** START Given records **

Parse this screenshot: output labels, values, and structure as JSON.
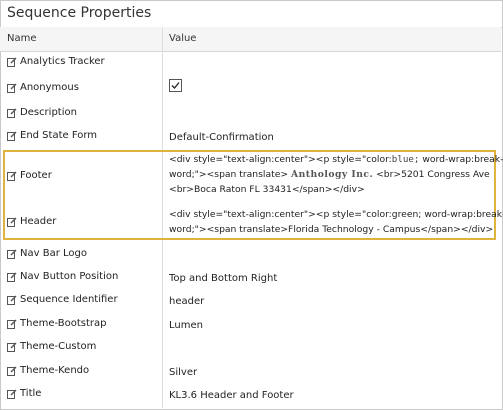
{
  "panel": {
    "title": "Sequence Properties",
    "columns": {
      "name": "Name",
      "value": "Value"
    }
  },
  "rows": [
    {
      "name": "Analytics Tracker",
      "value": ""
    },
    {
      "name": "Anonymous",
      "value": "",
      "checked": true
    },
    {
      "name": "Description",
      "value": ""
    },
    {
      "name": "End State Form",
      "value": "Default-Confirmation"
    },
    {
      "name": "Footer",
      "value_lines": [
        {
          "a": "<div style=\"text-align:center\"><p style=\"color:",
          "mono": "blue;",
          "b": " word-wrap:break-"
        },
        {
          "a": "word;\"><span translate> ",
          "serif": "Anthology Inc.",
          "b": " <br>5201 Congress Ave"
        },
        {
          "a": "<br>Boca Raton FL 33431</span></div>"
        }
      ]
    },
    {
      "name": "Header",
      "value_lines": [
        {
          "a": "<div style=\"text-align:center\"><p style=\"color:green; word-wrap:break-"
        },
        {
          "a": "word;\"><span translate>Florida Technology - Campus</span></div>"
        }
      ]
    },
    {
      "name": "Nav Bar Logo",
      "value": ""
    },
    {
      "name": "Nav Button Position",
      "value": "Top and Bottom Right"
    },
    {
      "name": "Sequence Identifier",
      "value": "header"
    },
    {
      "name": "Theme-Bootstrap",
      "value": "Lumen"
    },
    {
      "name": "Theme-Custom",
      "value": ""
    },
    {
      "name": "Theme-Kendo",
      "value": "Silver"
    },
    {
      "name": "Title",
      "value": "KL3.6 Header and Footer"
    }
  ],
  "icons": {
    "edit": "edit-icon",
    "checkbox": "checkbox-checked-icon"
  },
  "colors": {
    "highlight": "#e0b43c",
    "divider": "#dcdcdc",
    "header_bg": "#f5f5f5"
  }
}
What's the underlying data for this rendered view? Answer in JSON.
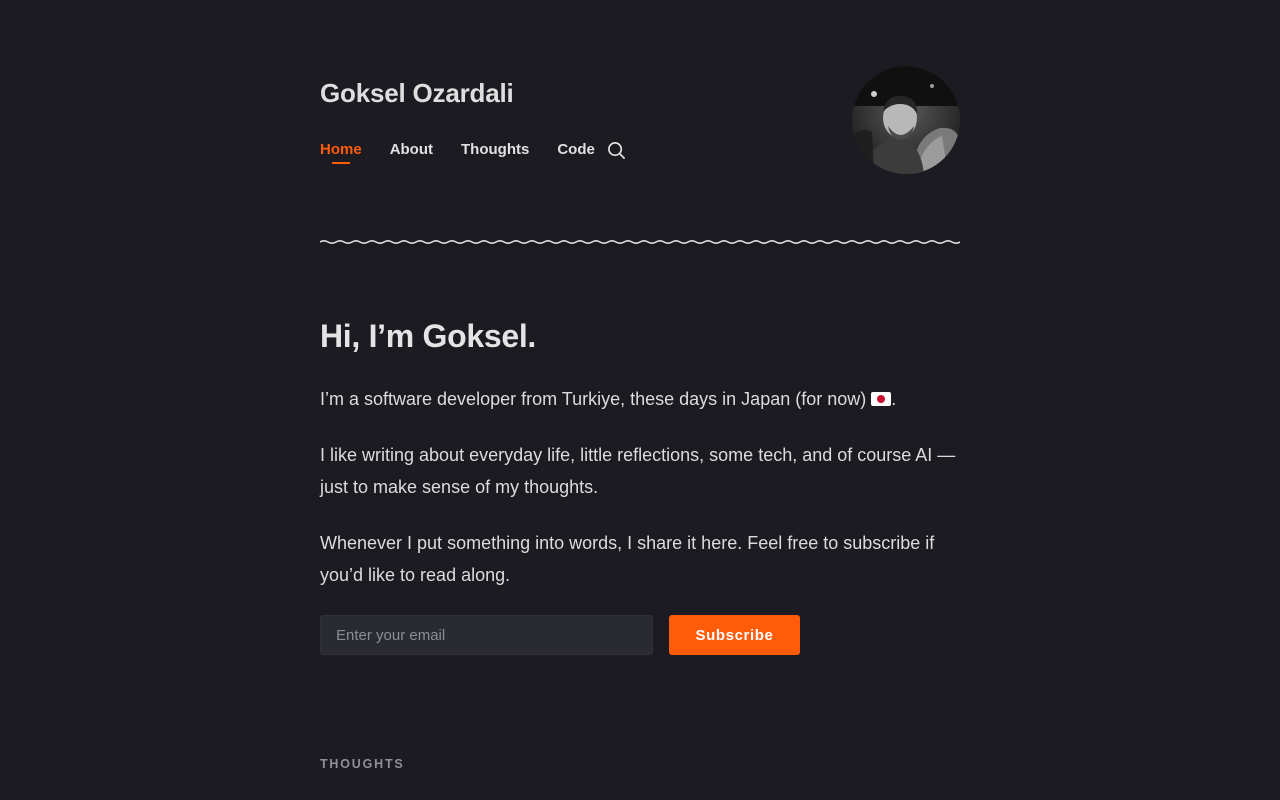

** END Given records **

> [Problem requirements]: Every entry must be reproduced exactly, with the images left out.

> [Finished answer]:
Parse this screenshot: output labels, values, and structure as JSON.
{
  "panel": {
    "title": "Sequence Properties",
    "columns": {
      "name": "Name",
      "value": "Value"
    }
  },
  "rows": [
    {
      "name": "Analytics Tracker",
      "value": ""
    },
    {
      "name": "Anonymous",
      "value": "",
      "checked": true
    },
    {
      "name": "Description",
      "value": ""
    },
    {
      "name": "End State Form",
      "value": "Default-Confirmation"
    },
    {
      "name": "Footer",
      "value_lines": [
        {
          "a": "<div style=\"text-align:center\"><p style=\"color:",
          "mono": "blue;",
          "b": " word-wrap:break-"
        },
        {
          "a": "word;\"><span translate> ",
          "serif": "Anthology Inc.",
          "b": " <br>5201 Congress Ave"
        },
        {
          "a": "<br>Boca Raton FL 33431</span></div>"
        }
      ]
    },
    {
      "name": "Header",
      "value_lines": [
        {
          "a": "<div style=\"text-align:center\"><p style=\"color:green; word-wrap:break-"
        },
        {
          "a": "word;\"><span translate>Florida Technology - Campus</span></div>"
        }
      ]
    },
    {
      "name": "Nav Bar Logo",
      "value": ""
    },
    {
      "name": "Nav Button Position",
      "value": "Top and Bottom Right"
    },
    {
      "name": "Sequence Identifier",
      "value": "header"
    },
    {
      "name": "Theme-Bootstrap",
      "value": "Lumen"
    },
    {
      "name": "Theme-Custom",
      "value": ""
    },
    {
      "name": "Theme-Kendo",
      "value": "Silver"
    },
    {
      "name": "Title",
      "value": "KL3.6 Header and Footer"
    }
  ],
  "icons": {
    "edit": "edit-icon",
    "checkbox": "checkbox-checked-icon"
  },
  "colors": {
    "highlight": "#e0b43c",
    "divider": "#dcdcdc",
    "header_bg": "#f5f5f5"
  }
}
What's the underlying data for this rendered view? Answer in JSON.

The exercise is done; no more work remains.